• _DIRECTION 1_
Set down the passage from the piece on Nicola Sturgeon's legacy between "Sturgeon was polished, rigidly" and "isn’t working anymore.", inclusive.

• _TEXT EXCERPT_
• • •

Nicola Sturgeon's Legacy
The FM leaves behind a directionless movement, a government in crisis and a poisonous political debate. I wish her more success in whatever she does next.
Was it because of the police investigation? Was it because she was about to be defeated at her special conference? Was it because of the mounting crises that are engulfing her government? Was it that the slide backwards in the independence polls just left her too exhausted to continue?
Only Nicola Sturgeon knows why she decided to wave goodbye to the SNP today. What we do know is that she leaves behind a party and a movement that will have to deal with the many crises she leaves behind without her political talents.
Sturgeon the Performer
When planning the Better Together campaign, I went deep into the archives and studied a decade of SNP communications on independence. What struck me was how unfalteringly consistent the language used by Salmond, Swinney, Salmond and then Sturgeon was. This group of politicians decided on their political argument in the late nineties and then determined to shape Scottish politics around those arguments.
Sturgeon was polished, rigidly sticking to the script in interviews, however ultimately that unwavering focus on prosecuting their own message has meant that the independence cause has been inflexible in response to changing political circumstances. Generals risk fighting the last war and political leaders are reluctant to change the strategy that brought them to power, even when it is clear it isn’t working anymore.
The First Minister claimed in her valediction that she had created a majority for independence. The reality is that she oversaw the campaign that failed to convince Scots to leave the UK in 2014 and polls over the last few days suggested that support for remaining in the UK is as strong as it was when she was defeated. SNP leaders are judged, and judge themselves, on one thing only: have they progressed the cause of nationalism? Sturgeon has not.
The last SNP leader to comprehensively renew the SNP’s cause and the independence cause was Salmond Mk1 twenty years ago. In her time Sturgeon has failed to renew the case for leaving the UK. New powers in Holyrood, Brexit, the rise of Starmer’s Labour, and economic realities have transformed the political landscape. Sturgeon has done little to advance her argument.

• • •

Saved data records:
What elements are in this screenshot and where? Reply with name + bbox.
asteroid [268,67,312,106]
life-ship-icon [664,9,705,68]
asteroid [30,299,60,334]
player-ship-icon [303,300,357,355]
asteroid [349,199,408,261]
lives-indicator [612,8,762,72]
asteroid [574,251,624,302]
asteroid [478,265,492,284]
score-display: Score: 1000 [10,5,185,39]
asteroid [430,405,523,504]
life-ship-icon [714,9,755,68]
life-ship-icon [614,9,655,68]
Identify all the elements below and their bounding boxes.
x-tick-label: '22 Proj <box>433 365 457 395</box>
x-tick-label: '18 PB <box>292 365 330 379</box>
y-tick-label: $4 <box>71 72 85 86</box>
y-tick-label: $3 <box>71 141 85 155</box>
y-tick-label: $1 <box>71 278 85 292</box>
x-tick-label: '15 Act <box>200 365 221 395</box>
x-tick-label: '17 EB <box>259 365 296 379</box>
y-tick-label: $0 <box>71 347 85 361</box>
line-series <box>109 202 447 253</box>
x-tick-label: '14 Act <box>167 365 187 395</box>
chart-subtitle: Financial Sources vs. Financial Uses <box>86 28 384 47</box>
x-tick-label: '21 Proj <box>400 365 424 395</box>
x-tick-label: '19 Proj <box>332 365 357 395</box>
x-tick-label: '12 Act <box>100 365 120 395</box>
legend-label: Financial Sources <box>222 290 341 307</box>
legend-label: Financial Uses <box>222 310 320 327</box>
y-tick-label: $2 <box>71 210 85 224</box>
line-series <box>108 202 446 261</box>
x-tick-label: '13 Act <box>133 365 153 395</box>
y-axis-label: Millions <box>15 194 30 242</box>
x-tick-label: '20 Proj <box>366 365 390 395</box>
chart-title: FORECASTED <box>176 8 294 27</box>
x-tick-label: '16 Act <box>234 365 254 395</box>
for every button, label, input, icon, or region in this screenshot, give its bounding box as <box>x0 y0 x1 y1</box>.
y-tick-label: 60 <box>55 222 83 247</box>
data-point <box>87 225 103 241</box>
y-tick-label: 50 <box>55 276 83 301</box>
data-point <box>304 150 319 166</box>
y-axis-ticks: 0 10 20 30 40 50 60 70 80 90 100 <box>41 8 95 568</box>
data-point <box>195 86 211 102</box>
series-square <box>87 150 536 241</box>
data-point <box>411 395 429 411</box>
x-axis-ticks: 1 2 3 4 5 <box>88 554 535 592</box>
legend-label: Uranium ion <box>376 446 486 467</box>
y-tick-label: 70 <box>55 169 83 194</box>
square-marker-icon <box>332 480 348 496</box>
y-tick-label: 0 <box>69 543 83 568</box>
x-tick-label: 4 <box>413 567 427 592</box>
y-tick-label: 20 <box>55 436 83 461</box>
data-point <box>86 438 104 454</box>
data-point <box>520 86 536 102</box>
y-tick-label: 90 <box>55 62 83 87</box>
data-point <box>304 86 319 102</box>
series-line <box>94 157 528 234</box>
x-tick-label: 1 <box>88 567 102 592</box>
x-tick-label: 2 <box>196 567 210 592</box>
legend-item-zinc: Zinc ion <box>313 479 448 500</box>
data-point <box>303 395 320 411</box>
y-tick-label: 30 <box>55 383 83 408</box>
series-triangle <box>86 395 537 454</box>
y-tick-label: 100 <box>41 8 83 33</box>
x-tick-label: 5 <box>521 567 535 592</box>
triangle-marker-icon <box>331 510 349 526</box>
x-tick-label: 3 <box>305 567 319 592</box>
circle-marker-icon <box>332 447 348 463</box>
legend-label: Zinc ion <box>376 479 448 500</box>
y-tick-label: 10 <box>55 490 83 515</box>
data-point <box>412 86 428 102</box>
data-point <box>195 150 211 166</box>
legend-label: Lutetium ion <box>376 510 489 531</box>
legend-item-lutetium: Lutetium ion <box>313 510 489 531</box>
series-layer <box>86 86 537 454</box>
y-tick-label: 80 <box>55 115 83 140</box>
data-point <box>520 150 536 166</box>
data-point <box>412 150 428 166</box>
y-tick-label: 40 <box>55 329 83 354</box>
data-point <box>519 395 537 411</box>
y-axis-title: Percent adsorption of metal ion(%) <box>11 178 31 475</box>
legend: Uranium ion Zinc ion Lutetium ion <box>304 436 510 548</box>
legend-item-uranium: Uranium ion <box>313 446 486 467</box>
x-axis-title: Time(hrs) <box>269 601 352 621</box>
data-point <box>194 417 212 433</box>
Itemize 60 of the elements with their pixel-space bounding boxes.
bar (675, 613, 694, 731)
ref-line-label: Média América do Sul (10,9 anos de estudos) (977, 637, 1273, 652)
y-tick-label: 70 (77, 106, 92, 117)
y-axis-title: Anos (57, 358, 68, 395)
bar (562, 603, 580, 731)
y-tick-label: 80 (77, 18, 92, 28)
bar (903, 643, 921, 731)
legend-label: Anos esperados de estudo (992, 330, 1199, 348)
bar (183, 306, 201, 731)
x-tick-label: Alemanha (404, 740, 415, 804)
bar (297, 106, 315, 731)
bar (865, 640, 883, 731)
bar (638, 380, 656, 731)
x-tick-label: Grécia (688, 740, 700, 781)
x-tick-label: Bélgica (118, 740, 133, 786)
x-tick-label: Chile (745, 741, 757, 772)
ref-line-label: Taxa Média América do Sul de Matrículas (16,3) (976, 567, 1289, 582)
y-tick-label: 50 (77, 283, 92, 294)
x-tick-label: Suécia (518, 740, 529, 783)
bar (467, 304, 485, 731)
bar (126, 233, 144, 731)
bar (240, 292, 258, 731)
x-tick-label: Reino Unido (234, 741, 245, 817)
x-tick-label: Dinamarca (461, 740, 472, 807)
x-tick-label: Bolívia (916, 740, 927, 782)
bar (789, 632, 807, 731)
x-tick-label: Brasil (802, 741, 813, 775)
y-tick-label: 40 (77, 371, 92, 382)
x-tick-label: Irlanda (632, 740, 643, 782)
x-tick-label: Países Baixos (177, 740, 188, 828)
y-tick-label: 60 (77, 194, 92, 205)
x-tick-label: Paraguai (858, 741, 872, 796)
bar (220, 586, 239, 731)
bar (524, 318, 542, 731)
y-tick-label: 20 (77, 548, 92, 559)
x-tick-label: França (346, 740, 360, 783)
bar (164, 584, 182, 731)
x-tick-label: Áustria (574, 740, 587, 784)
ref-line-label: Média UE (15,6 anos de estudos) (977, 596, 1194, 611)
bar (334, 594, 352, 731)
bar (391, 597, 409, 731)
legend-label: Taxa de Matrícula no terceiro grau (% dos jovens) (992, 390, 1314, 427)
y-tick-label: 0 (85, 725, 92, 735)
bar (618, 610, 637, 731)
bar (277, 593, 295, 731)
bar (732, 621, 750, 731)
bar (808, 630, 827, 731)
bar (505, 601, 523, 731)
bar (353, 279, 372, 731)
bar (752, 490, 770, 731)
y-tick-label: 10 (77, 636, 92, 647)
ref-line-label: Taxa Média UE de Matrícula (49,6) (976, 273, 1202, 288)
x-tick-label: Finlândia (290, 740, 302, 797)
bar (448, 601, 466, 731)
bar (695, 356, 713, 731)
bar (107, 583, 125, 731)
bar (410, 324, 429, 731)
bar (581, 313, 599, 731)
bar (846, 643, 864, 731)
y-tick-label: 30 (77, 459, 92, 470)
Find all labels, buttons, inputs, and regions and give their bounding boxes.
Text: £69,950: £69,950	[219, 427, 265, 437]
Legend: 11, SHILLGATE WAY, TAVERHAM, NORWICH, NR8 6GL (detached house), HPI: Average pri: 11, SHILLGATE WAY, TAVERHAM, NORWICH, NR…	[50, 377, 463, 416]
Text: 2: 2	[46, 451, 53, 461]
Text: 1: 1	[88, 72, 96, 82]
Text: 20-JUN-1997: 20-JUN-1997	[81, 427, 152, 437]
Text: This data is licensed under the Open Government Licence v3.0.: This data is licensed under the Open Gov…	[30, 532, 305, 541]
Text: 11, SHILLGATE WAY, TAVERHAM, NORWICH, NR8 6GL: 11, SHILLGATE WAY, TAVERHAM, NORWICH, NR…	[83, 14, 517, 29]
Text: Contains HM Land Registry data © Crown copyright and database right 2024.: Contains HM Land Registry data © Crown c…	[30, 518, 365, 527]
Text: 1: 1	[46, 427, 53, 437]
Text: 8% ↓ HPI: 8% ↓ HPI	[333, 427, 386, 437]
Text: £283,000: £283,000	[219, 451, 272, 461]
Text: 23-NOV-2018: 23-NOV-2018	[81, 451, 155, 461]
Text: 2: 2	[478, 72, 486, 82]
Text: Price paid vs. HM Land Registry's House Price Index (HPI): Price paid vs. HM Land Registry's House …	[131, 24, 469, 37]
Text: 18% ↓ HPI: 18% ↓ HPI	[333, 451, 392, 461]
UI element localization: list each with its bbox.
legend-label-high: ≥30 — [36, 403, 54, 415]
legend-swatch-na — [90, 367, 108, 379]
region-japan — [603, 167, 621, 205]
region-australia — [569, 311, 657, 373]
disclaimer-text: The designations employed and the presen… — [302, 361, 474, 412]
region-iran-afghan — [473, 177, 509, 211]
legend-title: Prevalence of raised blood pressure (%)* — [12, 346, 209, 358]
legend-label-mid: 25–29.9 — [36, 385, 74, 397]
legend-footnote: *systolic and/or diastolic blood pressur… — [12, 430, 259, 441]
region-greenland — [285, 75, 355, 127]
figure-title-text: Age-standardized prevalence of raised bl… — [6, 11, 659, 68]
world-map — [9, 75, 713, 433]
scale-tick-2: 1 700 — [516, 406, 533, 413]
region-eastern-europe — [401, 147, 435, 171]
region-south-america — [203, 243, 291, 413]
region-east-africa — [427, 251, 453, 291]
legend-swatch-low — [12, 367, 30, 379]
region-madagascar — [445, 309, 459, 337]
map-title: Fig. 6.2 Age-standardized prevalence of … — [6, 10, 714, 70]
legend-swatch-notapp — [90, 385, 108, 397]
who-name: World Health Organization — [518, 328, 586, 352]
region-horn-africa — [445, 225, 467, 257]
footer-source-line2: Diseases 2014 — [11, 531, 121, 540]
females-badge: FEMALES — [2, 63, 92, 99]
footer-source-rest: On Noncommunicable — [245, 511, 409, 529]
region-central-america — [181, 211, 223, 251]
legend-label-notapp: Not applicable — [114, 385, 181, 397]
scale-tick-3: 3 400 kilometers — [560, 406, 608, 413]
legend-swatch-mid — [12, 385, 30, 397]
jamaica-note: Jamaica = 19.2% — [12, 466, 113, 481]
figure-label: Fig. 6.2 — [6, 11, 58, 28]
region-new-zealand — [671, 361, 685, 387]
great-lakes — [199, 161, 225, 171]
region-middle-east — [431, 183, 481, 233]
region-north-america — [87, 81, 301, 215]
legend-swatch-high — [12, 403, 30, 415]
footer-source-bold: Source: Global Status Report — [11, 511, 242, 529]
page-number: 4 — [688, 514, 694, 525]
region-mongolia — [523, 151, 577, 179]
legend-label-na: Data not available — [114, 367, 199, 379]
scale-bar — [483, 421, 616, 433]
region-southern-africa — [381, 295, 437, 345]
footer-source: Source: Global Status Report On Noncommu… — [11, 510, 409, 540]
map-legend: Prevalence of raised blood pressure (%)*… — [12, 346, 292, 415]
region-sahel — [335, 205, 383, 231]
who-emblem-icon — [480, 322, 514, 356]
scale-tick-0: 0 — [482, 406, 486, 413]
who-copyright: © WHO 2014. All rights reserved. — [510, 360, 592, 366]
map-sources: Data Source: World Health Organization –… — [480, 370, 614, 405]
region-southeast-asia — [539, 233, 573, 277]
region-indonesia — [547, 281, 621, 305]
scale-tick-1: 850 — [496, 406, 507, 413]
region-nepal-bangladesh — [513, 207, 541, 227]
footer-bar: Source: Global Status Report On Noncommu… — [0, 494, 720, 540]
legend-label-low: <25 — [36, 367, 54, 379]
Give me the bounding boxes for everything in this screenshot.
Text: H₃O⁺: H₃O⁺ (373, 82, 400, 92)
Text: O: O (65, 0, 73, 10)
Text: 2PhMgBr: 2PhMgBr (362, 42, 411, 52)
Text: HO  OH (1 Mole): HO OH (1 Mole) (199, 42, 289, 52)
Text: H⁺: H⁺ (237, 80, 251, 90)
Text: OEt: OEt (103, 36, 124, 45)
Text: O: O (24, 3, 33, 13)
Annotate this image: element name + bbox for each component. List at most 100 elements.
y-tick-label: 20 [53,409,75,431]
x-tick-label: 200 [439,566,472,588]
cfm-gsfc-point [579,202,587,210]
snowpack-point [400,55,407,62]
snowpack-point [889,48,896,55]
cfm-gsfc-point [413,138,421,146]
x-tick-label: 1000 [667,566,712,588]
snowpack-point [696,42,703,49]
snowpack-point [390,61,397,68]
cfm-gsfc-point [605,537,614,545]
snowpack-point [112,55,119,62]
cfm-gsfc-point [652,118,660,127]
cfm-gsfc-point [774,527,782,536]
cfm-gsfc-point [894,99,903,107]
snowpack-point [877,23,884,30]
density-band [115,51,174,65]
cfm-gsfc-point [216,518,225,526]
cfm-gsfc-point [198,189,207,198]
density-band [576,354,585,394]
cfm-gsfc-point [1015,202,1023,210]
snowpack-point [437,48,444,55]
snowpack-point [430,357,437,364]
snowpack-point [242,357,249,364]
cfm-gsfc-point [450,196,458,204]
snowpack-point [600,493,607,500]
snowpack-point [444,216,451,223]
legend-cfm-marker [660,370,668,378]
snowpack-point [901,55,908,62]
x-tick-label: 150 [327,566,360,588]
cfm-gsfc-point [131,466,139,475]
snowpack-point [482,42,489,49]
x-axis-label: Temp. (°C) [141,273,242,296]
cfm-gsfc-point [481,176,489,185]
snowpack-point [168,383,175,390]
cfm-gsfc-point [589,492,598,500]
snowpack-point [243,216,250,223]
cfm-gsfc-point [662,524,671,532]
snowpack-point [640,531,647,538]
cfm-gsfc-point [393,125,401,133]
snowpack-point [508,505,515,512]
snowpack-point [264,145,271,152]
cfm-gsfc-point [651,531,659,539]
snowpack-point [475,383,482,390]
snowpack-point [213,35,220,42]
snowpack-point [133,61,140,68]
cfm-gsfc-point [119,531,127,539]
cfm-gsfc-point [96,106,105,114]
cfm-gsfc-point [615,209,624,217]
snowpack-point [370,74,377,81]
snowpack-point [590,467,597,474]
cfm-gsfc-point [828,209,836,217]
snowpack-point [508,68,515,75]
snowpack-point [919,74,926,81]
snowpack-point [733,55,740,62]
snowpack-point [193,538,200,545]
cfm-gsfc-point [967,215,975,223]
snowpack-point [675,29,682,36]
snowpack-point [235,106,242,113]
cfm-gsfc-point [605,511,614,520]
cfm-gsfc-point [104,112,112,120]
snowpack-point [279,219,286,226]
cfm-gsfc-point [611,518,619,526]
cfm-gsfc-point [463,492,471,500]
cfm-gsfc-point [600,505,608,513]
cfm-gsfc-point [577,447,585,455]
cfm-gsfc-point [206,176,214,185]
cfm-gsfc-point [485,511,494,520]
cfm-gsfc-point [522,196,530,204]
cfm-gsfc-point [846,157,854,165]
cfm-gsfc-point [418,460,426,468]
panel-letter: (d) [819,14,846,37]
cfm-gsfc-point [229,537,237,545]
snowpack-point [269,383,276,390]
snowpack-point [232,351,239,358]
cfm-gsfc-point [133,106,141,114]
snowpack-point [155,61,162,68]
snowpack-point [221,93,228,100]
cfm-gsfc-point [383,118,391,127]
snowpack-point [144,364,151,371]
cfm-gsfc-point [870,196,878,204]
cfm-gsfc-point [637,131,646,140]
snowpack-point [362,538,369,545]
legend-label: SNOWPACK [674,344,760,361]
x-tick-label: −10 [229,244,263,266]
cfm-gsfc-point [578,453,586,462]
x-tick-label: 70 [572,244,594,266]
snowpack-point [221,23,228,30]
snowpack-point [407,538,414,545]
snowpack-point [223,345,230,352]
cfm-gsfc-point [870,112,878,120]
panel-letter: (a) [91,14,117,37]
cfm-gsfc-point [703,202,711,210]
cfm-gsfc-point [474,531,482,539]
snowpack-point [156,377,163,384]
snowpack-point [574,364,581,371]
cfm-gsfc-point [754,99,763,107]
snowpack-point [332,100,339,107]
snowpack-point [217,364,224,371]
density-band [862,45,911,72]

• • •

• _DIRECTION 2_
Rewrite the records as a numbered list, running from their first line through the line holding "x-tick-label: '18 PB", inclusive, with blank lines left out.

• _WRITTEN RESPONSE 1_
Sturgeon was polished, rigidly sticking to the script in interviews, however ultimately that unwavering focus on prosecuting their own message has meant that the independence cause has been inflexible in response to changing political circumstances. Generals risk fighting the last war and political leaders are reluctant to change the strategy that brought them to power, even when it is clear it isn’t working anymore.

• _WRITTEN RESPONSE 2_
1. What elements are in this screenshot and where? Reply with name + bbox.
2. asteroid [268,67,312,106]
3. life-ship-icon [664,9,705,68]
4. asteroid [30,299,60,334]
5. player-ship-icon [303,300,357,355]
6. asteroid [349,199,408,261]
7. lives-indicator [612,8,762,72]
8. asteroid [574,251,624,302]
9. asteroid [478,265,492,284]
10. score-display: Score: 1000 [10,5,185,39]
11. asteroid [430,405,523,504]
12. life-ship-icon [714,9,755,68]
13. life-ship-icon [614,9,655,68]
14. Identify all the elements below and their bounding boxes.
15. x-tick-label: '22 Proj <box>433 365 457 395</box>
16. x-tick-label: '18 PB <box>292 365 330 379</box>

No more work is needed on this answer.